PROMPT
Copy out the lines in the entries below, starting at the line containing "legend-label: 24 [655, 126, 668, 137]" and ending at the line containing "y-tick-label: 17500 [98, 132, 130, 143]", including both of those lines. Reproduce each line character for character, in its original order.

MATERIAL SUPPLIED
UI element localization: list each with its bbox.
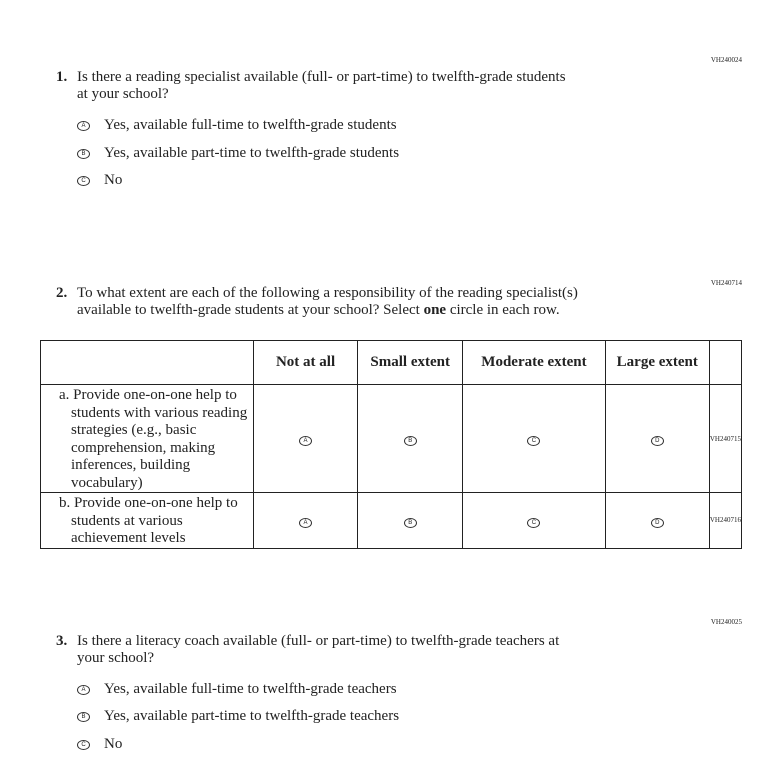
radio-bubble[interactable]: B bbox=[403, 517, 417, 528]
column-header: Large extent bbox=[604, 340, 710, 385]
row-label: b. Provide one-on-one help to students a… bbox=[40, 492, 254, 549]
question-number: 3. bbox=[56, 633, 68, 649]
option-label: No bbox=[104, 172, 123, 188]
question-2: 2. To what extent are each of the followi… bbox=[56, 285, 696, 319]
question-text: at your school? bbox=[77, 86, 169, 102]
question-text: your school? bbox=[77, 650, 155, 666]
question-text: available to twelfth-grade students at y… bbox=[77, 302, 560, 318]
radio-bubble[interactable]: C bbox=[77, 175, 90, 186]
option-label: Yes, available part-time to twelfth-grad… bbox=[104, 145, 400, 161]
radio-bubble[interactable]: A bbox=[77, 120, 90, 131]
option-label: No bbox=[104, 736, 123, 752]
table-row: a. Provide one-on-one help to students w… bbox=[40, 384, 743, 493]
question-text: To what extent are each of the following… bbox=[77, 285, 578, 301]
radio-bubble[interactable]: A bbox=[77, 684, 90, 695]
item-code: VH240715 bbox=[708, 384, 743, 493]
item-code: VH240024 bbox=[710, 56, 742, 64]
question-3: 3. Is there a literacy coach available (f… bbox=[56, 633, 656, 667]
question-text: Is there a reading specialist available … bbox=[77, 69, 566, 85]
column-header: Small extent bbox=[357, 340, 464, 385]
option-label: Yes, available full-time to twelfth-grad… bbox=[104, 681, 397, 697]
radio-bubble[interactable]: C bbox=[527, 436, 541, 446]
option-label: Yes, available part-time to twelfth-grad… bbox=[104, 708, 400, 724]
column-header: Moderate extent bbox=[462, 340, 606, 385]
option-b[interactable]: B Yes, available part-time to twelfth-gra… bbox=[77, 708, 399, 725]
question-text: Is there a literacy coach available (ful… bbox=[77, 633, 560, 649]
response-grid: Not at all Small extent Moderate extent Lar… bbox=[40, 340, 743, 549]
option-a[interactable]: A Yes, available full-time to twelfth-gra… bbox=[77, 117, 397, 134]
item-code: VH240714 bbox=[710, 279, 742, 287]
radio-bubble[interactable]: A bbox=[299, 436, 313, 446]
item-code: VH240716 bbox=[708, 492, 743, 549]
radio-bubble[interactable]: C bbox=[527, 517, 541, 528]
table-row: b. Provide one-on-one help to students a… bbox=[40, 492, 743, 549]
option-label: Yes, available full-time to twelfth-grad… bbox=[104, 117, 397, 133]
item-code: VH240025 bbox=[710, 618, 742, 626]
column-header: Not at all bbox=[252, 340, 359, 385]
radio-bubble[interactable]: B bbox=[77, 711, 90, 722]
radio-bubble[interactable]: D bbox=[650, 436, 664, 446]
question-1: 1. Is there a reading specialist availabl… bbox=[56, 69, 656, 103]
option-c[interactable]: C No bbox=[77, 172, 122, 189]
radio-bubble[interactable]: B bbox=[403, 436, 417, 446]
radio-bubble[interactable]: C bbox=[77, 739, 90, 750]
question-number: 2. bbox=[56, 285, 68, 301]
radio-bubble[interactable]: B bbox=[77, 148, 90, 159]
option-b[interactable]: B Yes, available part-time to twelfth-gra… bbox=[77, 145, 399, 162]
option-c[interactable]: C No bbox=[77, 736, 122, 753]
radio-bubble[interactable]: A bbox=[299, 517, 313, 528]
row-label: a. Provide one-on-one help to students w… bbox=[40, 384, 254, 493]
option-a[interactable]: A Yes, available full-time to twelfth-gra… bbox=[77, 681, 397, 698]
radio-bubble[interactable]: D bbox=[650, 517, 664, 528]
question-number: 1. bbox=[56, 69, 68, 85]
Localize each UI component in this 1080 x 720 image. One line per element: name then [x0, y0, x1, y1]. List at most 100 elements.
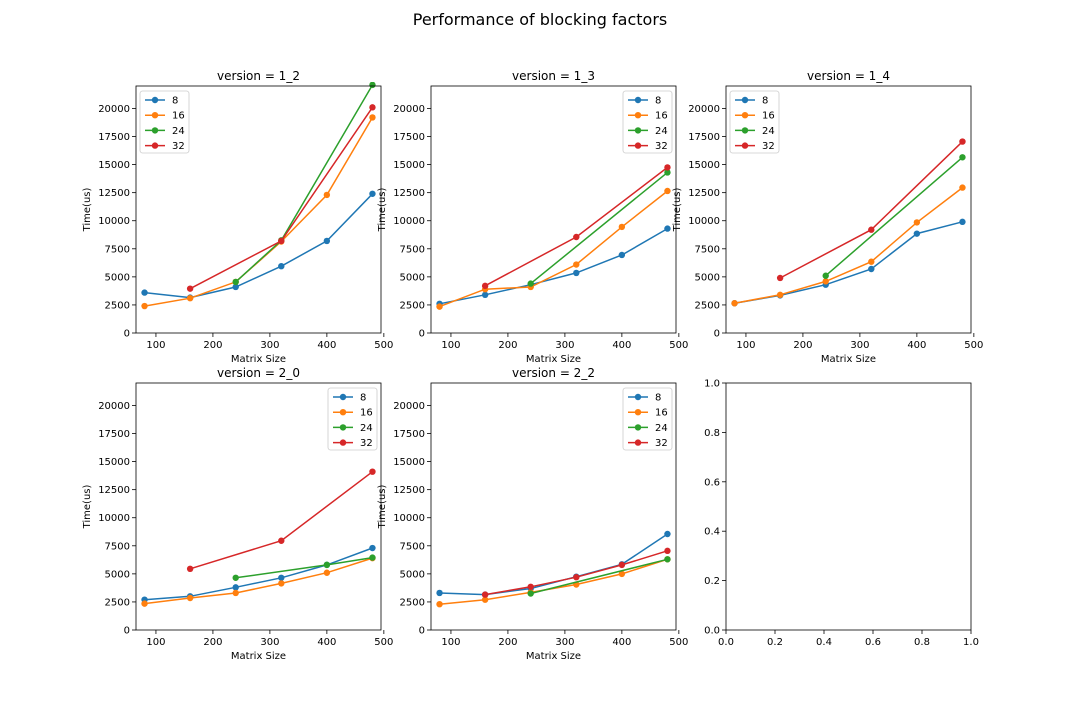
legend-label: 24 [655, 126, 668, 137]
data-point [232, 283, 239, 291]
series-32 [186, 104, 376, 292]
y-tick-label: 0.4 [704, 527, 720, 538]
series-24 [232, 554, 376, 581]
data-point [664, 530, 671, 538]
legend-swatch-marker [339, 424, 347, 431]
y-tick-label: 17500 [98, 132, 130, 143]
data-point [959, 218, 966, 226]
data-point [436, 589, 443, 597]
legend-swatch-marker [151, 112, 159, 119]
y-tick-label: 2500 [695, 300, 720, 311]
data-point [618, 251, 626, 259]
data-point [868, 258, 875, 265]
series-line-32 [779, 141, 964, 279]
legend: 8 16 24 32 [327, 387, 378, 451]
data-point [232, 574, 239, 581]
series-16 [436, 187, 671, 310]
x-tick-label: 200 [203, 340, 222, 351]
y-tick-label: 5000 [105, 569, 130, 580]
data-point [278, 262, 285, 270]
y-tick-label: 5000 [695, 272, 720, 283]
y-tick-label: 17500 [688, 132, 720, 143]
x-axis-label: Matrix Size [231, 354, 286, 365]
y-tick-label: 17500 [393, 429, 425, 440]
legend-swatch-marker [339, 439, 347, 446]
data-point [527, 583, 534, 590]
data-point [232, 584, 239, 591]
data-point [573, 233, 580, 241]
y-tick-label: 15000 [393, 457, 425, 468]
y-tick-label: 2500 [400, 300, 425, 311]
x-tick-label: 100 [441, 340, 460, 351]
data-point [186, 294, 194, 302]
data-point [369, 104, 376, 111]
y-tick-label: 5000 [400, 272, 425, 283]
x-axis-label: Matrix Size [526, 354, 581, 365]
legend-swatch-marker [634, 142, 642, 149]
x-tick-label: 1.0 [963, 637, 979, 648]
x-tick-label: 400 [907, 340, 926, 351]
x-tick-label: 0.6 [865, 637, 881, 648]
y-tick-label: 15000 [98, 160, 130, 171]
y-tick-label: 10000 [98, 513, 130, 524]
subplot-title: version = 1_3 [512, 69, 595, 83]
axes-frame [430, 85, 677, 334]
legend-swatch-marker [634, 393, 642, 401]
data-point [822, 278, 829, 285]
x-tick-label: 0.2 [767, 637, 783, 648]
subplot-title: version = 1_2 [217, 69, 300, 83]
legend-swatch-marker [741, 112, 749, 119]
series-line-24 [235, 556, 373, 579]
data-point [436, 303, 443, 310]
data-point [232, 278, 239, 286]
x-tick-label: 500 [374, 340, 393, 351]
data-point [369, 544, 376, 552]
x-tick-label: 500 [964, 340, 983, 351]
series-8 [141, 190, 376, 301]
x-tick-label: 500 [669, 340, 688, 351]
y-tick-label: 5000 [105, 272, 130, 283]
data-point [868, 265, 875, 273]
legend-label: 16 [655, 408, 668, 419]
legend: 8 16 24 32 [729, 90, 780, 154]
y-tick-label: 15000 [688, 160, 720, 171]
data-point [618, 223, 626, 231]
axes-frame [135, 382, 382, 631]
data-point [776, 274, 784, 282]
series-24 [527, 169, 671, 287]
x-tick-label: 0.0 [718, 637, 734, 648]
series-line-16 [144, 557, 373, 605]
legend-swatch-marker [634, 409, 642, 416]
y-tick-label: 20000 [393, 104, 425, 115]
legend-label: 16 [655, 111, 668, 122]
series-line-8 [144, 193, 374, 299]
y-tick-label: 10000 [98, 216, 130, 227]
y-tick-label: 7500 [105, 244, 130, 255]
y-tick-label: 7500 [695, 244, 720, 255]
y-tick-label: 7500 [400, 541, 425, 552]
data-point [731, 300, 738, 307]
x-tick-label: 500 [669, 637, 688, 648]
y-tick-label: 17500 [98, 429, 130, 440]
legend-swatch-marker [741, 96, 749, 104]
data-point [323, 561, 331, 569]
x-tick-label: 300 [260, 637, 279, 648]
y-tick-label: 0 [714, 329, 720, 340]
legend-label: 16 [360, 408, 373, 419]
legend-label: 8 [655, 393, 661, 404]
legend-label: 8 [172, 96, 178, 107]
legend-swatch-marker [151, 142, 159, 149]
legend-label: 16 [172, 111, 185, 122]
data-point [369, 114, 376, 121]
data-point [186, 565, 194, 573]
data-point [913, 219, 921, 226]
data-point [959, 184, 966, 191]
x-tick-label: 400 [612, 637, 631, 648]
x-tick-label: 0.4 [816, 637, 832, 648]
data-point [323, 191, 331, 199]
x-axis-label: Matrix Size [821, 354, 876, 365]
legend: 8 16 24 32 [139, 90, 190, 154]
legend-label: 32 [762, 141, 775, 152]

THE OUTPUT
legend-label: 24 [655, 126, 668, 137]
data-point [232, 283, 239, 291]
series-32 [186, 104, 376, 292]
y-tick-label: 0.4 [704, 527, 720, 538]
series-24 [232, 554, 376, 581]
data-point [664, 530, 671, 538]
legend-swatch-marker [339, 424, 347, 431]
y-tick-label: 17500 [98, 132, 130, 143]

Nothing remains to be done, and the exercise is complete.